[Your assignment]:
Search the listing below for the string "came", then copy every line it appears in.
******************************
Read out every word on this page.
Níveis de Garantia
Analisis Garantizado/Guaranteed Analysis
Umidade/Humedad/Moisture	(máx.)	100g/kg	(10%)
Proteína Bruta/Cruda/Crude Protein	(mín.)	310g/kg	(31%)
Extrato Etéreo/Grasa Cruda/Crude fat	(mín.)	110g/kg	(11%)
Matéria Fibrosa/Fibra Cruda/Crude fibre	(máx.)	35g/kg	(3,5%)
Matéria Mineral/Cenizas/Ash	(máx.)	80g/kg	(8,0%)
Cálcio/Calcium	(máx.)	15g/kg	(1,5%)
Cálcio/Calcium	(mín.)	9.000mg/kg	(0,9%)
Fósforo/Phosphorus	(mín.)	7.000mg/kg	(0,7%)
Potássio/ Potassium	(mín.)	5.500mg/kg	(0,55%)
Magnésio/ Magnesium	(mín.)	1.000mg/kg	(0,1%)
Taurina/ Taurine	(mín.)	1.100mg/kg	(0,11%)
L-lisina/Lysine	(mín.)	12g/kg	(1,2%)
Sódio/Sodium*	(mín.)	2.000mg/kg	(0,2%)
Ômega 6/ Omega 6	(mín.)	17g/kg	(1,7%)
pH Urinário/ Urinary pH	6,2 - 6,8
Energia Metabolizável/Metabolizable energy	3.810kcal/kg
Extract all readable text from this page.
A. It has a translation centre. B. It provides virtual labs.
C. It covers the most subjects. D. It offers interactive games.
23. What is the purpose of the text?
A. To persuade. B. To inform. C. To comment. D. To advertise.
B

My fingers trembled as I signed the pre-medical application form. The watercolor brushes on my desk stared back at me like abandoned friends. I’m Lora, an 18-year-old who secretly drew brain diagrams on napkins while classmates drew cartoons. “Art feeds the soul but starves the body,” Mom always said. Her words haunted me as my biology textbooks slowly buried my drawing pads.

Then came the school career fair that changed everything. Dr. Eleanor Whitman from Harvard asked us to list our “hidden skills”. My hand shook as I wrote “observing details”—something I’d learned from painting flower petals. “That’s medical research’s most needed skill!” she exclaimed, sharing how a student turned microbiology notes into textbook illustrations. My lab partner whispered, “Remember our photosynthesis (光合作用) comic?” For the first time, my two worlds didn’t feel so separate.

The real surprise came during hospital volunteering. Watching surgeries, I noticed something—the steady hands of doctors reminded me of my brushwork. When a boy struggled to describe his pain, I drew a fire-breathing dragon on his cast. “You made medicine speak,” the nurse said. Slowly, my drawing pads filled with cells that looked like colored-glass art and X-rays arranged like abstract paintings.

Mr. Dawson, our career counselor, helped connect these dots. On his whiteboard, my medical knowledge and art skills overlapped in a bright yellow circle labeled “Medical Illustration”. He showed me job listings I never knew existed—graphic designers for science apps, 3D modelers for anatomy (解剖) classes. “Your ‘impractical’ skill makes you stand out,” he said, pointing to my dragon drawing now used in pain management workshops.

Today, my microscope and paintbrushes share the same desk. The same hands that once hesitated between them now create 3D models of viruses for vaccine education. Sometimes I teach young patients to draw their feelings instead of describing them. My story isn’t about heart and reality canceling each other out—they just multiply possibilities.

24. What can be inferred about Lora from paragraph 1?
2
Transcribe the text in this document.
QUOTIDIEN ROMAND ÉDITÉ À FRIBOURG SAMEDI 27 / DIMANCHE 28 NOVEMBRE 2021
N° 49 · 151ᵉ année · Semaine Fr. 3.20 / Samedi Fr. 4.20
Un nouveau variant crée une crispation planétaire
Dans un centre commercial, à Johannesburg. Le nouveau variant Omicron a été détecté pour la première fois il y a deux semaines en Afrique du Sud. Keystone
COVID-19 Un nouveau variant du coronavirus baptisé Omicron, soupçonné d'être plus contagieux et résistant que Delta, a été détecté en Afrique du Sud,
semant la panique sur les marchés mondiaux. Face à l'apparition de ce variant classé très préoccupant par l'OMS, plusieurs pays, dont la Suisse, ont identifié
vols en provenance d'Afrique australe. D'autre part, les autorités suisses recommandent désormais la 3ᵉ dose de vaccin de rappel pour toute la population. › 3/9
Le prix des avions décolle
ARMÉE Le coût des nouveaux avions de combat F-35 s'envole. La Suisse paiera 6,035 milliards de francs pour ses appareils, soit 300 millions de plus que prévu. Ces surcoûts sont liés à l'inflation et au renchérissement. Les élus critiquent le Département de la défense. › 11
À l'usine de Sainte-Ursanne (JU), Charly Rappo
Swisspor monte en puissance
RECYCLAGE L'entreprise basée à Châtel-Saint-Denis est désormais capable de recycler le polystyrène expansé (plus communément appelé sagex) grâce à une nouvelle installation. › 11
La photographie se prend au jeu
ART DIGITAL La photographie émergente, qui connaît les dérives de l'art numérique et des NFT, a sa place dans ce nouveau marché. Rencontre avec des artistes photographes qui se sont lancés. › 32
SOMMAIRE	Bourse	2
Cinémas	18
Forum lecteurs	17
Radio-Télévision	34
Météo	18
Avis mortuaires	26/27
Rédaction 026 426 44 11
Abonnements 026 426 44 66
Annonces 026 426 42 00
******************************
[Response box]:
Then came the school career fair that changed everything. Dr. Eleanor Whitman from Harvard asked us to list our “hidden skills”. My hand shook as I wrote “observing details”—something I’d learned from painting flower petals. “That’s medical research’s most needed skill!” she exclaimed, sharing how a student turned microbiology notes into textbook illustrations. My lab partner whispered, “Remember our photosynthesis (光合作用) comic?” For the first time, my two worlds didn’t feel so separate.
The real surprise came during hospital volunteering. Watching surgeries, I noticed something—the steady hands of doctors reminded me of my brushwork. When a boy struggled to describe his pain, I drew a fire-breathing dragon on his cast. “You made medicine speak,” the nurse said. Slowly, my drawing pads filled with cells that looked like colored-glass art and X-rays arranged like abstract paintings.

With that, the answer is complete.